Track down every line below that holds "name" and copy it.

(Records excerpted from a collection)
>>>>
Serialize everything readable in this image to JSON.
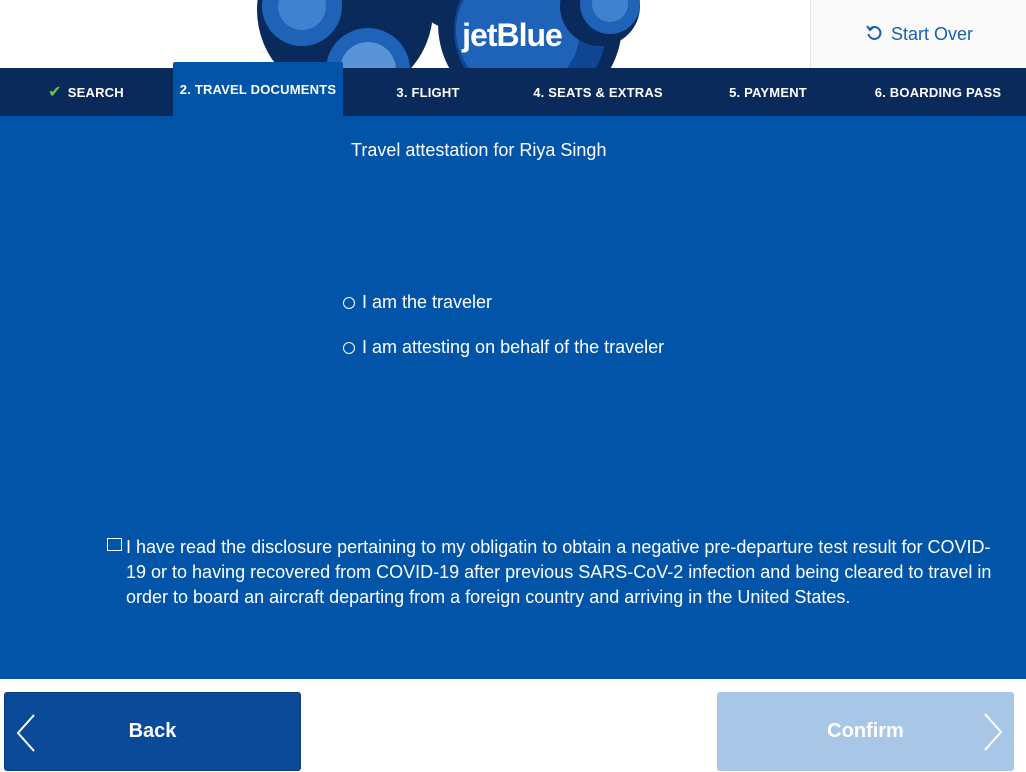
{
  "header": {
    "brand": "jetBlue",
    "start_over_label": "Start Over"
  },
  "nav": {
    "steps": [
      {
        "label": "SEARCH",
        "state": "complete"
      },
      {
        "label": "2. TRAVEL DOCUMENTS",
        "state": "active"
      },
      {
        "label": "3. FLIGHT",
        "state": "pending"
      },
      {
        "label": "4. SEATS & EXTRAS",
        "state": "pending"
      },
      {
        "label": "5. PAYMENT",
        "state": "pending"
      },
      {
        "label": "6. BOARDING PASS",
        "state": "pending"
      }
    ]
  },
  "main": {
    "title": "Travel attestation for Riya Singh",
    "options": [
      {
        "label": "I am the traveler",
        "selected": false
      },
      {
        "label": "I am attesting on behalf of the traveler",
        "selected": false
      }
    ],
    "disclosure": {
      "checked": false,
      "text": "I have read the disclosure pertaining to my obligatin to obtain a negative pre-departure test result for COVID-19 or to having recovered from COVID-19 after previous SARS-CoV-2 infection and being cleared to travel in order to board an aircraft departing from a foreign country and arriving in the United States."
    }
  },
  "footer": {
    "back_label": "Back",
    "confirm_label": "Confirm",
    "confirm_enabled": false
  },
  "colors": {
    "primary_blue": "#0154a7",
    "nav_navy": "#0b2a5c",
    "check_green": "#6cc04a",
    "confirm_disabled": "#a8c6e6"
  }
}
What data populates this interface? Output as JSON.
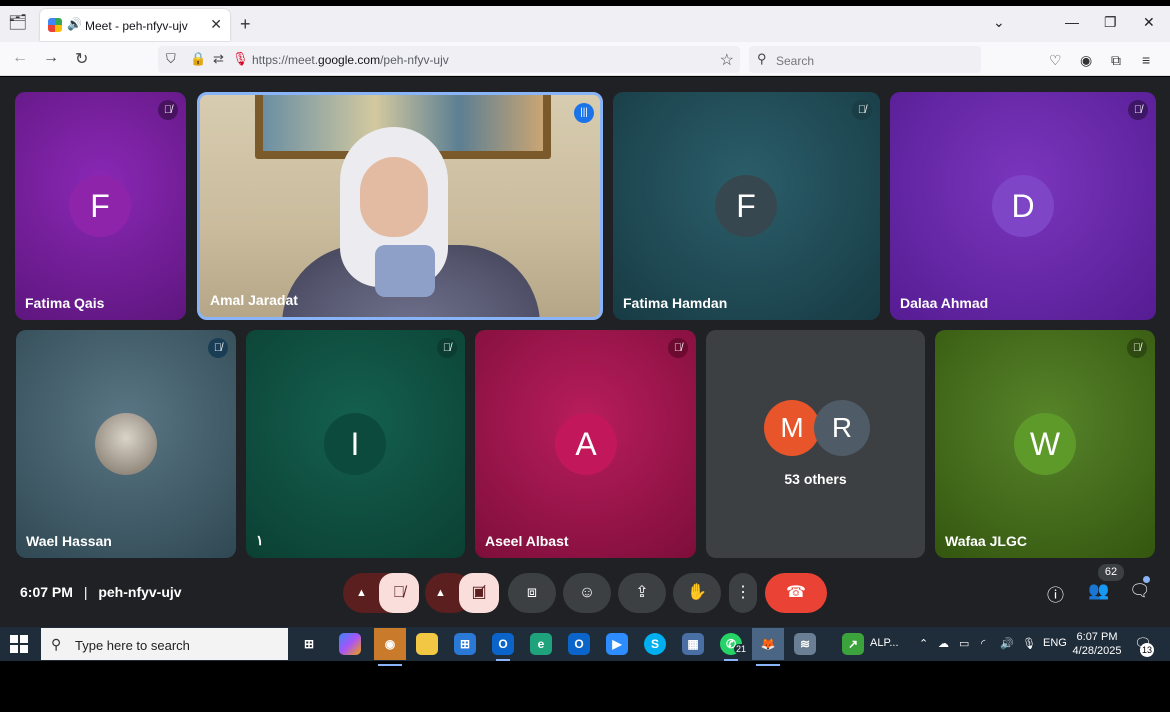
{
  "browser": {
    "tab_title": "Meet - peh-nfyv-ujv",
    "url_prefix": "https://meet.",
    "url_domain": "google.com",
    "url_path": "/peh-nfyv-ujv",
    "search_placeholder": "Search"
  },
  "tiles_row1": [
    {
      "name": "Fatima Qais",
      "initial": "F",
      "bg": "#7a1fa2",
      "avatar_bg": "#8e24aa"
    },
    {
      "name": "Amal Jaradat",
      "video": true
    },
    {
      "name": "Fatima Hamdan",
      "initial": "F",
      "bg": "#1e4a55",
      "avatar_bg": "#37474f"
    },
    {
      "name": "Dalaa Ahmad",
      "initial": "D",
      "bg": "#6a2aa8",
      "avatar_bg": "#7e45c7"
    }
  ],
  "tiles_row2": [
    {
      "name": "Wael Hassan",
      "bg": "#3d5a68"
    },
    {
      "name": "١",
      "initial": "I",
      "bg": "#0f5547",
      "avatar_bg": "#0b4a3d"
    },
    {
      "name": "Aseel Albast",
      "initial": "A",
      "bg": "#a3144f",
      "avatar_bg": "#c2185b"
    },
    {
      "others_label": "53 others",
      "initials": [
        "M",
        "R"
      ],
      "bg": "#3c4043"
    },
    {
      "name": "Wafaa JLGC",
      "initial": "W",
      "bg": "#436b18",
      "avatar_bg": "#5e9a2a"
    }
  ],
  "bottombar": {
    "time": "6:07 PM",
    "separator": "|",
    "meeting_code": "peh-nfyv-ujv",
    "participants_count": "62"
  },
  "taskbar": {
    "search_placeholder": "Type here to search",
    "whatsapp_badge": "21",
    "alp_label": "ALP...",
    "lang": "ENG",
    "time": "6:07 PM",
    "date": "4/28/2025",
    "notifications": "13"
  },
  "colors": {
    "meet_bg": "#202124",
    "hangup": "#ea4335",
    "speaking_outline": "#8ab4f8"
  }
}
<<<<
>>>>
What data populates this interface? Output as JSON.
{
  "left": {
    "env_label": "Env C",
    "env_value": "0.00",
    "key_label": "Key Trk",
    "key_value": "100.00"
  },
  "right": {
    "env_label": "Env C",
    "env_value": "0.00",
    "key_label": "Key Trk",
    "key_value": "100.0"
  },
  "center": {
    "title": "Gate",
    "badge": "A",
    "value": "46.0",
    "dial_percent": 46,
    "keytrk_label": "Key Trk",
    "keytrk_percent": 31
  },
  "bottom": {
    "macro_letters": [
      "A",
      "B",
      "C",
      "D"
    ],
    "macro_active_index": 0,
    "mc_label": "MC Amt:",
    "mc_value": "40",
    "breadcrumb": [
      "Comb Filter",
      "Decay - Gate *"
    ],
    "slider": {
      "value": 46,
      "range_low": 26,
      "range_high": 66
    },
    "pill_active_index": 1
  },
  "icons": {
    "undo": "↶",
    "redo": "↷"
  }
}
<<<<
- **Task response**:
      "name": "Fatima Qais",
      "name": "Amal Jaradat",
      "name": "Fatima Hamdan",
      "name": "Dalaa Ahmad",
      "name": "Wael Hassan",
      "name": "١",
      "name": "Aseel Albast",
      "name": "Wafaa JLGC",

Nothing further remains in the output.